(To be done) Set every record down verbatim and omit the pictures.
* BEGIN Listing *
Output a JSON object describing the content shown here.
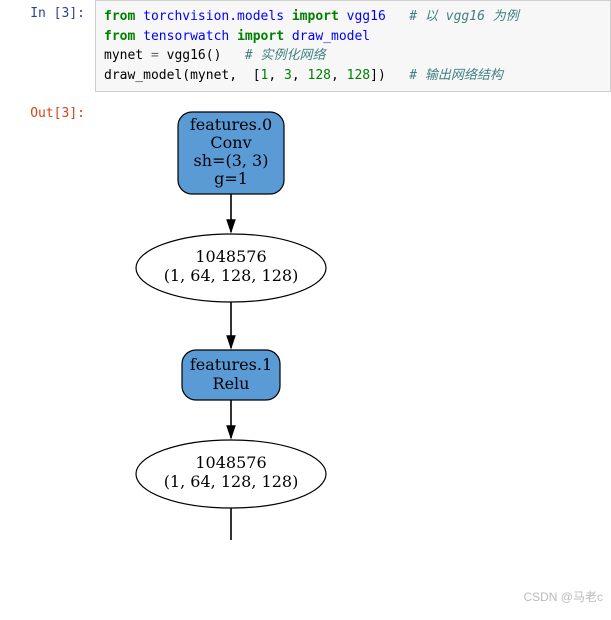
{
  "prompts": {
    "in_label": "In  [3]:",
    "out_label": "Out[3]:"
  },
  "code": {
    "l1": {
      "kw1": "from",
      "mod1": " torchvision.models ",
      "kw2": "import",
      "mod2": " vgg16",
      "sp": "   ",
      "cm": "# 以 vgg16 为例"
    },
    "l2": {
      "kw1": "from",
      "mod1": " tensorwatch ",
      "kw2": "import",
      "mod2": " draw_model"
    },
    "l3": {
      "a": "mynet ",
      "op": "=",
      "b": " vgg16()   ",
      "cm": "# 实例化网络"
    },
    "l4": {
      "a": "draw_model(mynet,  [",
      "n1": "1",
      "c1": ", ",
      "n2": "3",
      "c2": ", ",
      "n3": "128",
      "c3": ", ",
      "n4": "128",
      "b": "])   ",
      "cm": "# 输出网络结构"
    }
  },
  "graph": {
    "n1": {
      "l1": "features.0",
      "l2": "Conv",
      "l3": "sh=(3, 3)",
      "l4": "g=1"
    },
    "e1": {
      "l1": "1048576",
      "l2": "(1, 64, 128, 128)"
    },
    "n2": {
      "l1": "features.1",
      "l2": "Relu"
    },
    "e2": {
      "l1": "1048576",
      "l2": "(1, 64, 128, 128)"
    }
  },
  "watermark": "CSDN @马老c"
}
* END Listing *
(Result below)
Output a JSON object describing the content shown here.
{
  "prompts": {
    "in_label": "In  [3]:",
    "out_label": "Out[3]:"
  },
  "code": {
    "l1": {
      "kw1": "from",
      "mod1": " torchvision.models ",
      "kw2": "import",
      "mod2": " vgg16",
      "sp": "   ",
      "cm": "# 以 vgg16 为例"
    },
    "l2": {
      "kw1": "from",
      "mod1": " tensorwatch ",
      "kw2": "import",
      "mod2": " draw_model"
    },
    "l3": {
      "a": "mynet ",
      "op": "=",
      "b": " vgg16()   ",
      "cm": "# 实例化网络"
    },
    "l4": {
      "a": "draw_model(mynet,  [",
      "n1": "1",
      "c1": ", ",
      "n2": "3",
      "c2": ", ",
      "n3": "128",
      "c3": ", ",
      "n4": "128",
      "b": "])   ",
      "cm": "# 输出网络结构"
    }
  },
  "graph": {
    "n1": {
      "l1": "features.0",
      "l2": "Conv",
      "l3": "sh=(3, 3)",
      "l4": "g=1"
    },
    "e1": {
      "l1": "1048576",
      "l2": "(1, 64, 128, 128)"
    },
    "n2": {
      "l1": "features.1",
      "l2": "Relu"
    },
    "e2": {
      "l1": "1048576",
      "l2": "(1, 64, 128, 128)"
    }
  },
  "watermark": "CSDN @马老c"
}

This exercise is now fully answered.